REQUIREMENT:
Output each entry exactly; skip nothing.
═══ INFORMATION SUPPLIED
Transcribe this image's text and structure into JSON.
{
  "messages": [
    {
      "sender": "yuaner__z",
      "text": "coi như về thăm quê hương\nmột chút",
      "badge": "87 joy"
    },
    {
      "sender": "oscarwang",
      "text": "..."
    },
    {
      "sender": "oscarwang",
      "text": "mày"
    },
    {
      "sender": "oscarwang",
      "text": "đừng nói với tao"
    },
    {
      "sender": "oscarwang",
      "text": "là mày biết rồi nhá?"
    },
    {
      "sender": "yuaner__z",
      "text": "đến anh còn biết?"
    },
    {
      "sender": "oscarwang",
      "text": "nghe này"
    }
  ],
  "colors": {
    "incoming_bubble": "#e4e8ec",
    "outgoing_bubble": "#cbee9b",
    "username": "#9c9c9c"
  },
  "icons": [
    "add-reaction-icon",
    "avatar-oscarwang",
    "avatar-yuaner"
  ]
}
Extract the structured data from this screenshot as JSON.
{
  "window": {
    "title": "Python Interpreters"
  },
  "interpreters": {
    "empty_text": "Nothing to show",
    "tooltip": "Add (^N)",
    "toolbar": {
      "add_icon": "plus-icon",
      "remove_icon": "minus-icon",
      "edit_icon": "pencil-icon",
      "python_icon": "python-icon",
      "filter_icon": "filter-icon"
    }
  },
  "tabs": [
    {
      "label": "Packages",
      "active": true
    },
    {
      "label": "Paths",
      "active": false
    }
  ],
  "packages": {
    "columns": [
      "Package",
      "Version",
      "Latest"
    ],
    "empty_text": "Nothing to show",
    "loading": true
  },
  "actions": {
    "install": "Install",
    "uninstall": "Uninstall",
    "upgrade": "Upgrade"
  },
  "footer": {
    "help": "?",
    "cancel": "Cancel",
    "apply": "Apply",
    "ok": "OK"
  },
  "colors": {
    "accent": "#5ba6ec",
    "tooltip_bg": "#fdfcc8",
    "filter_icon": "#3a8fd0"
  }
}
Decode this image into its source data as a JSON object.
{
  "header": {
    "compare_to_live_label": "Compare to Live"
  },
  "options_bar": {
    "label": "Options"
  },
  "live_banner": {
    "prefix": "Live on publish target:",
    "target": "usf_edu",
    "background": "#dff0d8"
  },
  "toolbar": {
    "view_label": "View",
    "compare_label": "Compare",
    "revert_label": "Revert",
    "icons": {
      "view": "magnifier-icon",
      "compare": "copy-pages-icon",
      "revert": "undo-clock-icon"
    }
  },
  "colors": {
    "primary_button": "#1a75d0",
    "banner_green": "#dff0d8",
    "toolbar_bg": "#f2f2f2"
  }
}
══════
OUTPUT OF THE TASK:
Transcribe this image's text and structure into JSON.
{
  "messages": [
    {
      "sender": "yuaner__z",
      "text": "coi như về thăm quê hương\nmột chút",
      "badge": "87 joy"
    },
    {
      "sender": "oscarwang",
      "text": "..."
    },
    {
      "sender": "oscarwang",
      "text": "mày"
    },
    {
      "sender": "oscarwang",
      "text": "đừng nói với tao"
    },
    {
      "sender": "oscarwang",
      "text": "là mày biết rồi nhá?"
    },
    {
      "sender": "yuaner__z",
      "text": "đến anh còn biết?"
    },
    {
      "sender": "oscarwang",
      "text": "nghe này"
    }
  ],
  "colors": {
    "incoming_bubble": "#e4e8ec",
    "outgoing_bubble": "#cbee9b",
    "username": "#9c9c9c"
  },
  "icons": [
    "add-reaction-icon",
    "avatar-oscarwang",
    "avatar-yuaner"
  ]
}
Extract the structured data from this screenshot as JSON.
{
  "window": {
    "title": "Python Interpreters"
  },
  "interpreters": {
    "empty_text": "Nothing to show",
    "tooltip": "Add (^N)",
    "toolbar": {
      "add_icon": "plus-icon",
      "remove_icon": "minus-icon",
      "edit_icon": "pencil-icon",
      "python_icon": "python-icon",
      "filter_icon": "filter-icon"
    }
  },
  "tabs": [
    {
      "label": "Packages",
      "active": true
    },
    {
      "label": "Paths",
      "active": false
    }
  ],
  "packages": {
    "columns": [
      "Package",
      "Version",
      "Latest"
    ],
    "empty_text": "Nothing to show",
    "loading": true
  },
  "actions": {
    "install": "Install",
    "uninstall": "Uninstall",
    "upgrade": "Upgrade"
  },
  "footer": {
    "help": "?",
    "cancel": "Cancel",
    "apply": "Apply",
    "ok": "OK"
  },
  "colors": {
    "accent": "#5ba6ec",
    "tooltip_bg": "#fdfcc8",
    "filter_icon": "#3a8fd0"
  }
}
Decode this image into its source data as a JSON object.
{
  "header": {
    "compare_to_live_label": "Compare to Live"
  },
  "options_bar": {
    "label": "Options"
  },
  "live_banner": {
    "prefix": "Live on publish target:",
    "target": "usf_edu",
    "background": "#dff0d8"
  },
  "toolbar": {
    "view_label": "View",
    "compare_label": "Compare",
    "revert_label": "Revert",
    "icons": {
      "view": "magnifier-icon",
      "compare": "copy-pages-icon",
      "revert": "undo-clock-icon"
    }
  },
  "colors": {
    "primary_button": "#1a75d0",
    "banner_green": "#dff0d8",
    "toolbar_bg": "#f2f2f2"
  }
}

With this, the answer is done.